• _Written instruction_
Look over the lines below. Report each one that includes the string "осуществляется".

• _Task inputs_
----------------------------------------
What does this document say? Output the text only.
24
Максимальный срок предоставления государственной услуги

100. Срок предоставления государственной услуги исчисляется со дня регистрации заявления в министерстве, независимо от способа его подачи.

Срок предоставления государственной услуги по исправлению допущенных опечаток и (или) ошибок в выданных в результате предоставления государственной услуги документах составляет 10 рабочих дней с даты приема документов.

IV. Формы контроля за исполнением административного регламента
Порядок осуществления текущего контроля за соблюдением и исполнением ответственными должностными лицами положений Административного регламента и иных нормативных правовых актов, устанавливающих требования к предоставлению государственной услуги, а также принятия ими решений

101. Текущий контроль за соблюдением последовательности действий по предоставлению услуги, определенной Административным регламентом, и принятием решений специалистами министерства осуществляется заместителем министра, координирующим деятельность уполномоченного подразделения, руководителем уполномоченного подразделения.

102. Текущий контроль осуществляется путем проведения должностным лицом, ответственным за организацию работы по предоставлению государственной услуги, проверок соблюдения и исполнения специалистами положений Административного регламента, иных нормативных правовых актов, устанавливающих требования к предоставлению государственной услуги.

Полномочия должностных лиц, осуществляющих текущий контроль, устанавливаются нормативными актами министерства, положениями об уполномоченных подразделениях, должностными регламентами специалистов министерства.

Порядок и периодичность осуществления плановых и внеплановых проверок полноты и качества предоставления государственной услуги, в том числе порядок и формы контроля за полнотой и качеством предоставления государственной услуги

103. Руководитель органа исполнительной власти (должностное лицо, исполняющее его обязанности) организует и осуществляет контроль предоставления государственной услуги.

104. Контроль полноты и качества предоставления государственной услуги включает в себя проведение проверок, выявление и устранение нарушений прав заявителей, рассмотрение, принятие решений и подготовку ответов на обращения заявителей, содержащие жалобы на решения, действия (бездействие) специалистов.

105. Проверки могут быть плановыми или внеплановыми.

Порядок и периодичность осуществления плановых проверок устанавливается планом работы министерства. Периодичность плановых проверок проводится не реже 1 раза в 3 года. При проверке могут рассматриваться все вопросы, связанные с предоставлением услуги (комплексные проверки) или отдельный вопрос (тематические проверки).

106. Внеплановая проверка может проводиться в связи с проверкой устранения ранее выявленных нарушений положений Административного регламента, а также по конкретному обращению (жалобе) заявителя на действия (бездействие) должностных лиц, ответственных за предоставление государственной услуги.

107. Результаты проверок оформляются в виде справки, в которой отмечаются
----------------------------------------
• _Written response_
101. Текущий контроль за соблюдением последовательности действий по предоставлению услуги, определенной Административным регламентом, и принятием решений специалистами министерства осуществляется заместителем министра, координирующим деятельность уполномоченного подразделения, руководителем уполномоченного подразделения.
102. Текущий контроль осуществляется путем проведения должностным лицом, ответственным за организацию работы по предоставлению государственной услуги, проверок соблюдения и исполнения специалистами положений Административного регламента, иных нормативных правовых актов, устанавливающих требования к предоставлению государственной услуги.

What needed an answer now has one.